Your task = Word for word, set down every record that appears below.

Data to process =
=-=-=-=-=

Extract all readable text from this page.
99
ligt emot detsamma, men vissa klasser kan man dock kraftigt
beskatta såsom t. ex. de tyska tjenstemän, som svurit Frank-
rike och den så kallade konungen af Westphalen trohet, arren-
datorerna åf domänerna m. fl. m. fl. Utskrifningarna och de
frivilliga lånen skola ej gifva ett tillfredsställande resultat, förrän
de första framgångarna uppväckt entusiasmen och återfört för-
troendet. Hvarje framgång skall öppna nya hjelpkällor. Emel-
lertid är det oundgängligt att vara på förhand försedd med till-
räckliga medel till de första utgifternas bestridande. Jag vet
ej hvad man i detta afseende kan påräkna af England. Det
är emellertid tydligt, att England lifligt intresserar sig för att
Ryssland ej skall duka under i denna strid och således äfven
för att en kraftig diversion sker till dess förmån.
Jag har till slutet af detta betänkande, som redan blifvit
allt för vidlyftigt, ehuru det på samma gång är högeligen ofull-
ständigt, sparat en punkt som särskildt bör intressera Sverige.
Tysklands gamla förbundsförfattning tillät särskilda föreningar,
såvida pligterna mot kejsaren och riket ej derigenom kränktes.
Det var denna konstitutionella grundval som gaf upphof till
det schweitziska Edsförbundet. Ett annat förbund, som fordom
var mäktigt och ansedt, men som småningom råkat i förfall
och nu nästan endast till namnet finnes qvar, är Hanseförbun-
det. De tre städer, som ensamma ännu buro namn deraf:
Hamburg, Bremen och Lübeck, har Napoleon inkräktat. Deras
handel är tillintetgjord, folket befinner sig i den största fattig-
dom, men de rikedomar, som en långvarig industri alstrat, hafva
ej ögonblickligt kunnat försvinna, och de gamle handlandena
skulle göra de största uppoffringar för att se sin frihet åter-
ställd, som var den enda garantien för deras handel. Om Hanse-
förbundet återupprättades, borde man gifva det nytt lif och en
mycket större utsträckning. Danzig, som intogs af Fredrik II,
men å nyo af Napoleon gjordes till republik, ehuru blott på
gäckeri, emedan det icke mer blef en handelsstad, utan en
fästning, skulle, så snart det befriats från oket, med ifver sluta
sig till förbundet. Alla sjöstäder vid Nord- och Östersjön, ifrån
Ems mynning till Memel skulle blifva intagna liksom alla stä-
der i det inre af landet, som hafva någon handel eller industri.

=-=-=-=-=

Exercise output =
Extract all readable text from this page.
99
ligt emot detsamma, men vissa klasser kan man dock kraftigt
beskatta såsom t. ex. de tyska tjenstemän, som svurit Frank-
rike och den så kallade konungen af Westphalen trohet, arren-
datorerna åf domänerna m. fl. m. fl. Utskrifningarna och de
frivilliga lånen skola ej gifva ett tillfredsställande resultat, förrän
de första framgångarna uppväckt entusiasmen och återfört för-
troendet. Hvarje framgång skall öppna nya hjelpkällor. Emel-
lertid är det oundgängligt att vara på förhand försedd med till-
räckliga medel till de första utgifternas bestridande. Jag vet
ej hvad man i detta afseende kan påräkna af England. Det
är emellertid tydligt, att England lifligt intresserar sig för att
Ryssland ej skall duka under i denna strid och således äfven
för att en kraftig diversion sker till dess förmån.
Jag har till slutet af detta betänkande, som redan blifvit
allt för vidlyftigt, ehuru det på samma gång är högeligen ofull-
ständigt, sparat en punkt som särskildt bör intressera Sverige.
Tysklands gamla förbundsförfattning tillät särskilda föreningar,
såvida pligterna mot kejsaren och riket ej derigenom kränktes.
Det var denna konstitutionella grundval som gaf upphof till
det schweitziska Edsförbundet. Ett annat förbund, som fordom
var mäktigt och ansedt, men som småningom råkat i förfall
och nu nästan endast till namnet finnes qvar, är Hanseförbun-
det. De tre städer, som ensamma ännu buro namn deraf:
Hamburg, Bremen och Lübeck, har Napoleon inkräktat. Deras
handel är tillintetgjord, folket befinner sig i den största fattig-
dom, men de rikedomar, som en långvarig industri alstrat, hafva
ej ögonblickligt kunnat försvinna, och de gamle handlandena
skulle göra de största uppoffringar för att se sin frihet åter-
ställd, som var den enda garantien för deras handel. Om Hanse-
förbundet återupprättades, borde man gifva det nytt lif och en
mycket större utsträckning. Danzig, som intogs af Fredrik II,
men å nyo af Napoleon gjordes till republik, ehuru blott på
gäckeri, emedan det icke mer blef en handelsstad, utan en
fästning, skulle, så snart det befriats från oket, med ifver sluta
sig till förbundet. Alla sjöstäder vid Nord- och Östersjön, ifrån
Ems mynning till Memel skulle blifva intagna liksom alla stä-
der i det inre af landet, som hafva någon handel eller industri.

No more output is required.